Tuesday, April 12, 2016

The Bethany Bullet - Week of April 10, 2016

“Untapped Resource”

At the time of the Resurrection, the typical resources we might think necessary for what would become the early church were scant to say the least.   There was no property, or parochial schools, no parish halls or parking lots.  There was not a single sanctuary, sacristy, or synod. 

Before the collection of sacred writings we call the Bible, the physical resources of the early church were mostly made of flesh and bone.

Granted, these were precious resources, including those who walked, talked, ate with and traveled with Jesus.  They had the promise and comfort of the sacraments and the Words of the Savior Himself but for the most part, the brick and mortar resources that define the church today were far from the minds of the followers of “The Way.”

* _Your objective_
Summarize the "Untapped Resource" passage above in two sentences.

* _Item position entries_
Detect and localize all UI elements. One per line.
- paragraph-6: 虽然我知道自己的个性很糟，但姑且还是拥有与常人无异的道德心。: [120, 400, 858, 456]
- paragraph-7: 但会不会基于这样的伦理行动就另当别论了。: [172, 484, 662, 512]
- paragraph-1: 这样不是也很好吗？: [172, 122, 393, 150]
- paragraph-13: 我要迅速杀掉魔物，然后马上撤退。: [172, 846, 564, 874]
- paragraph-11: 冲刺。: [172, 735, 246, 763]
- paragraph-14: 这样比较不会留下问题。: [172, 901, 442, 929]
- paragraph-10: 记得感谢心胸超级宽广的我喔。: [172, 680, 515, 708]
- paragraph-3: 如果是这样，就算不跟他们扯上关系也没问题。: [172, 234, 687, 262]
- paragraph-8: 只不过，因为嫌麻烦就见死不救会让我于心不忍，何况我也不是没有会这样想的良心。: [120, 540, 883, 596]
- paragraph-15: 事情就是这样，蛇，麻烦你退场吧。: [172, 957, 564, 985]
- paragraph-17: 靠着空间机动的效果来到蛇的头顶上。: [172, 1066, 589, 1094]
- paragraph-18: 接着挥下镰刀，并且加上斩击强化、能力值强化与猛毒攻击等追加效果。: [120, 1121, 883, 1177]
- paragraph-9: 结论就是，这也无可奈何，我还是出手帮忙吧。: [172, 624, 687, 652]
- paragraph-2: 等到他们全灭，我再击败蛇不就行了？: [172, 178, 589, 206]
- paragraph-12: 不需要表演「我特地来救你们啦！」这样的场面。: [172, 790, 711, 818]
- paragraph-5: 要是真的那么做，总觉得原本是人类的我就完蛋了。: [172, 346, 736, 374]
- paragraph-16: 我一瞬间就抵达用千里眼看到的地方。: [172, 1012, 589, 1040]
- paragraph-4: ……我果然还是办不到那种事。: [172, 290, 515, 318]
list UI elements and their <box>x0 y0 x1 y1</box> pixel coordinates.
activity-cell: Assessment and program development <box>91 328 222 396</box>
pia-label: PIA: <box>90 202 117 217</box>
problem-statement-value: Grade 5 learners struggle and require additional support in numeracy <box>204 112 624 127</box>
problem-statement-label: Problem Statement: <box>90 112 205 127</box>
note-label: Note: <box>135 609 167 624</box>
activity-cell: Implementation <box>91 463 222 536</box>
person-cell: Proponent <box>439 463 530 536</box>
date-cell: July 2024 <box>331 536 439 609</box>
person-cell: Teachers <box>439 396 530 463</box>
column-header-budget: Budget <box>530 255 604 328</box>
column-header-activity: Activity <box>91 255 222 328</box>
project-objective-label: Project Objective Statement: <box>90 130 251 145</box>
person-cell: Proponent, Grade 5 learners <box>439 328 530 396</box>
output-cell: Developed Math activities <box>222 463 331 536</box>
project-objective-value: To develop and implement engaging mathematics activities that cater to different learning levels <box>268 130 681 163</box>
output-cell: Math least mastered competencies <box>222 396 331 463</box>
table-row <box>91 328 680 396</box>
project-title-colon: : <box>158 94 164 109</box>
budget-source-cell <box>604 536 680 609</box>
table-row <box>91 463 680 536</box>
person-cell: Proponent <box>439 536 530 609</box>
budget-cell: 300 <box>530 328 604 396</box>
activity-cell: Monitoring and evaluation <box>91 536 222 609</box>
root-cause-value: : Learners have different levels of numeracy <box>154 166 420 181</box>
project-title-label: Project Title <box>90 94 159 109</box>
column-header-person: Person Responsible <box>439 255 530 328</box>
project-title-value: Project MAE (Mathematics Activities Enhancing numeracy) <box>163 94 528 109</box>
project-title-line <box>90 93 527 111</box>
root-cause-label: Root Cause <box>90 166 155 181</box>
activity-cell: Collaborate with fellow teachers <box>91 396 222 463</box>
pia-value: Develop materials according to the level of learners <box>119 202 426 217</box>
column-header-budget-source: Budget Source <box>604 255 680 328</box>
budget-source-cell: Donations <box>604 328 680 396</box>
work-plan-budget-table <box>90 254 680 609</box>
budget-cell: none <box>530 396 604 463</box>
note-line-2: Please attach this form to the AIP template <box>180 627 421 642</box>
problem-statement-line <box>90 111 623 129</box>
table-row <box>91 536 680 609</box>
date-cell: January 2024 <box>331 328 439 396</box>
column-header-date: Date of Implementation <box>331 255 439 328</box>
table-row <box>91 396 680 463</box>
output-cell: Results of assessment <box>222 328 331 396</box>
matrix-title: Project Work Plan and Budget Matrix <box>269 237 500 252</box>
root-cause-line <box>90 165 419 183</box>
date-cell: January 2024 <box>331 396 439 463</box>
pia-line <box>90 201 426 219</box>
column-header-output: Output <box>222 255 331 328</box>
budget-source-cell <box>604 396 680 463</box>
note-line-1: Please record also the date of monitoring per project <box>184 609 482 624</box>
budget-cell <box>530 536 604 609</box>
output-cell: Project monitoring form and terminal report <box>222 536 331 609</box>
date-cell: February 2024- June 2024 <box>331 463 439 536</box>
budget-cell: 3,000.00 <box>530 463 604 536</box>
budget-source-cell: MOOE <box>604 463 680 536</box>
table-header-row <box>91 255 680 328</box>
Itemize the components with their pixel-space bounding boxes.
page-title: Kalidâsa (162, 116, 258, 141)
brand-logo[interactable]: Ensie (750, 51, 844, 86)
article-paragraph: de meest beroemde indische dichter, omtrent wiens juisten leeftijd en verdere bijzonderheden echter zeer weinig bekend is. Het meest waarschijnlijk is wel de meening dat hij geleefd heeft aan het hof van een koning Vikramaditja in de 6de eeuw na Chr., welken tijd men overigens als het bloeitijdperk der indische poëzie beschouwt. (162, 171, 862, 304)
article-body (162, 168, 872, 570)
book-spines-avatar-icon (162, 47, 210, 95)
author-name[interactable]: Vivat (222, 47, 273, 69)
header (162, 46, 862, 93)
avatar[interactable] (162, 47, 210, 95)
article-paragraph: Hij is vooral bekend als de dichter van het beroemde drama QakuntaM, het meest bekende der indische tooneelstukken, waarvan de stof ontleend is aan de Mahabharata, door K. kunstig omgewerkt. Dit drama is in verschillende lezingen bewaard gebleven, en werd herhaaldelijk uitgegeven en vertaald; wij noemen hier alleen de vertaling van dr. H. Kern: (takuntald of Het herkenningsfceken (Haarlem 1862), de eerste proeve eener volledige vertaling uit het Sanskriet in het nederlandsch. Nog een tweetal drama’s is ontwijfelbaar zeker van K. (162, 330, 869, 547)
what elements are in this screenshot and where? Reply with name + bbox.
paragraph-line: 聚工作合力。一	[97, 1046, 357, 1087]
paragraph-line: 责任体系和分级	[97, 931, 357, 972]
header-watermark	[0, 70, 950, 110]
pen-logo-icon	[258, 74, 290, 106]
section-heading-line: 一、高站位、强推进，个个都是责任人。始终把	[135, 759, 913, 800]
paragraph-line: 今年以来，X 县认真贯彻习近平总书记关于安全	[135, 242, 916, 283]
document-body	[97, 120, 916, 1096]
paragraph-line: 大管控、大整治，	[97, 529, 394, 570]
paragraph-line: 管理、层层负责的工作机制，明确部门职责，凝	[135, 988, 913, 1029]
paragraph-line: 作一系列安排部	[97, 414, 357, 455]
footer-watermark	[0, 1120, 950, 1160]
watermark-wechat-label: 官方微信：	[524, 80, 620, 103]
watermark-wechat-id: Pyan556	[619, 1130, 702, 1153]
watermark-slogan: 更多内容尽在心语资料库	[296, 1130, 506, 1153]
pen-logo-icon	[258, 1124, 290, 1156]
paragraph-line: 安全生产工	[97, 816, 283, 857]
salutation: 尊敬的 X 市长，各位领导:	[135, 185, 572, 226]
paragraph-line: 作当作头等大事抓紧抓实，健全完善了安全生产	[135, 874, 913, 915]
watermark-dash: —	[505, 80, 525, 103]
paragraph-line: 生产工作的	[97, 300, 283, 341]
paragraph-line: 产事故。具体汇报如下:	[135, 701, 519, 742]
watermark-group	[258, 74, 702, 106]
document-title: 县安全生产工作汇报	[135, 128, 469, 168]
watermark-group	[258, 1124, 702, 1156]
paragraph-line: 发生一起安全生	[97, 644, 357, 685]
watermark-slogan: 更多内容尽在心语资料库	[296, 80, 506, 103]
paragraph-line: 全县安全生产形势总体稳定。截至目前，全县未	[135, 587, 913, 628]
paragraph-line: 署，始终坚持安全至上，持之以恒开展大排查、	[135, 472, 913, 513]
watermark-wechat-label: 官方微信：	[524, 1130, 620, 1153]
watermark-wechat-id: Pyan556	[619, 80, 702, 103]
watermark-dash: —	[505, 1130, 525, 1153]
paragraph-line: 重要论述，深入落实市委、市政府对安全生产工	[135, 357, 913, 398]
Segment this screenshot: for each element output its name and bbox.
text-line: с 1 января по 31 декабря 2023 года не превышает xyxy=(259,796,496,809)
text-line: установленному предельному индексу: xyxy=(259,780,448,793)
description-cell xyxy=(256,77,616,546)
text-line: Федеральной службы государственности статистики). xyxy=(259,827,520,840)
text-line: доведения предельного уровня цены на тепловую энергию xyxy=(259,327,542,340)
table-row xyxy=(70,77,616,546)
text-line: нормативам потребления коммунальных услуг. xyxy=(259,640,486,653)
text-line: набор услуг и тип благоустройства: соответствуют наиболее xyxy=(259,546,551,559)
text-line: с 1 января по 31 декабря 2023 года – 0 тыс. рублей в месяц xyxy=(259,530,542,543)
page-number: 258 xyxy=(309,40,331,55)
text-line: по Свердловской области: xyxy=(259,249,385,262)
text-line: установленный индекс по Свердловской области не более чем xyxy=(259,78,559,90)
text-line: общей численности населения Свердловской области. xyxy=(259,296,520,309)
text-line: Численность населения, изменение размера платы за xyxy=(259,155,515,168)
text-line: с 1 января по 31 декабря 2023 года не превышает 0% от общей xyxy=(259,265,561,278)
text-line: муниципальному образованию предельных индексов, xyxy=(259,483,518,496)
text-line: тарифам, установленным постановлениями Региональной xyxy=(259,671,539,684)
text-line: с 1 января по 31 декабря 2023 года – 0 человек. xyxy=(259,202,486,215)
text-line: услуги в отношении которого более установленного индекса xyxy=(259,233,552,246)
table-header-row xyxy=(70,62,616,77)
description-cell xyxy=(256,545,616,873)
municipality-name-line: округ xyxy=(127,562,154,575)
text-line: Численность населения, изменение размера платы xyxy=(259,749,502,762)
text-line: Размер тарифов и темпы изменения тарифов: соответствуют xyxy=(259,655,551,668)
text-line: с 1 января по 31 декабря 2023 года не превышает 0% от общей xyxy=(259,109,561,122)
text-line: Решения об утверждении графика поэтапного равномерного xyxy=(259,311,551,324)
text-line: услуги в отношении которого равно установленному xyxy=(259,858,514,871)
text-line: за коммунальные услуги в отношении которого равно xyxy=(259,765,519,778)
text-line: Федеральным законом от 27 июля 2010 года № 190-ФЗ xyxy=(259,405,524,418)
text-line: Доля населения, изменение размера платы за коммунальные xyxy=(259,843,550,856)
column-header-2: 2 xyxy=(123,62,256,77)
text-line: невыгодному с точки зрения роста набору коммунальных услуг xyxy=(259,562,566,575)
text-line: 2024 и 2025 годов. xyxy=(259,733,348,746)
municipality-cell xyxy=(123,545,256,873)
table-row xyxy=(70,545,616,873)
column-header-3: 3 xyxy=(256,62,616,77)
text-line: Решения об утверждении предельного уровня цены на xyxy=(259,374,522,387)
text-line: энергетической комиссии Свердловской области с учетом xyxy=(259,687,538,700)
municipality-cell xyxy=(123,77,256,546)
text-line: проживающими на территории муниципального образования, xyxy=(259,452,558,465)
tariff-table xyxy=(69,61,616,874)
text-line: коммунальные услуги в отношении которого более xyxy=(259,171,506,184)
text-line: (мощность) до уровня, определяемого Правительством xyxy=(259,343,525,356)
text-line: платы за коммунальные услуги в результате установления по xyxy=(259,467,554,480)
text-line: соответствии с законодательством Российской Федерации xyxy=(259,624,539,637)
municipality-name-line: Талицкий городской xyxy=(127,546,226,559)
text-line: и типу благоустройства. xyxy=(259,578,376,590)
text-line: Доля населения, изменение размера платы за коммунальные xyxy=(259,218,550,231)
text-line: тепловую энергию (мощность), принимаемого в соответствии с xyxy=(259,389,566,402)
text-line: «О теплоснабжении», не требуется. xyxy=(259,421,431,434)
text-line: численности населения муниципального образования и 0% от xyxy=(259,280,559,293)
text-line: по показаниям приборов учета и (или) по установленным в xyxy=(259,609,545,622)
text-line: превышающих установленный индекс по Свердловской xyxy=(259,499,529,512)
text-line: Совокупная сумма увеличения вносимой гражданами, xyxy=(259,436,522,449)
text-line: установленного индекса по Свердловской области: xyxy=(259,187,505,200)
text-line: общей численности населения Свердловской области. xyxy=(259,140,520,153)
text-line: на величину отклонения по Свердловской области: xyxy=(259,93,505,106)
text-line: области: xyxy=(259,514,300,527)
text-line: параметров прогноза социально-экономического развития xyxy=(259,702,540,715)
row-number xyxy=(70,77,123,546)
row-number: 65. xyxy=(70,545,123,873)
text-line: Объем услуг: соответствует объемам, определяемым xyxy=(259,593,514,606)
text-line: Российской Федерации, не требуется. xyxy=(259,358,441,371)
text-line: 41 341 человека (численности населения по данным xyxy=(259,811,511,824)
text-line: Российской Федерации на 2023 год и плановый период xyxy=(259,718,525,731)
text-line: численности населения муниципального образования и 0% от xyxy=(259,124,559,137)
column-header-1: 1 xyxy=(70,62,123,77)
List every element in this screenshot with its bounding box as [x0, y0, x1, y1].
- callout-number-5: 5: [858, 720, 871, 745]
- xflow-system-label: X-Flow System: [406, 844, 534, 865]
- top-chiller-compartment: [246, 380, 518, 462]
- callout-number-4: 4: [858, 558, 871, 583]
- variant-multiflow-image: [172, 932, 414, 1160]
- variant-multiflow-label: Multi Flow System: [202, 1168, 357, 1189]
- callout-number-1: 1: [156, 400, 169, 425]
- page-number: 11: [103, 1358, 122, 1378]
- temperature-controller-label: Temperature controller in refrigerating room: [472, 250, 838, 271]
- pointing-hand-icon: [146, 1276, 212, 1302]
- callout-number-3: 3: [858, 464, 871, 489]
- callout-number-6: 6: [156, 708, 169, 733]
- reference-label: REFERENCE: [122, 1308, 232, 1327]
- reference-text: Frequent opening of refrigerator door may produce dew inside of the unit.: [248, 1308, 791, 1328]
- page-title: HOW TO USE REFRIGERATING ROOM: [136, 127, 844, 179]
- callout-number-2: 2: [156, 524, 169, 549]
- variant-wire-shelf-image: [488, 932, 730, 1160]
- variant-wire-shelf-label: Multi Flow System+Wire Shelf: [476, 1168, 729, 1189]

* _Task answer_
At the time of the Resurrection, the early church had scant resources of the kind we might think necessary, with no property, parochial schools, parish halls, parking lots, sanctuaries, sacristies, or synods. Before the Bible was collected, its physical resources were mostly people, including those who had walked and traveled with Jesus, and although they had the sacraments and the Savior's words, brick-and-mortar resources were far from the minds of the followers of "The Way."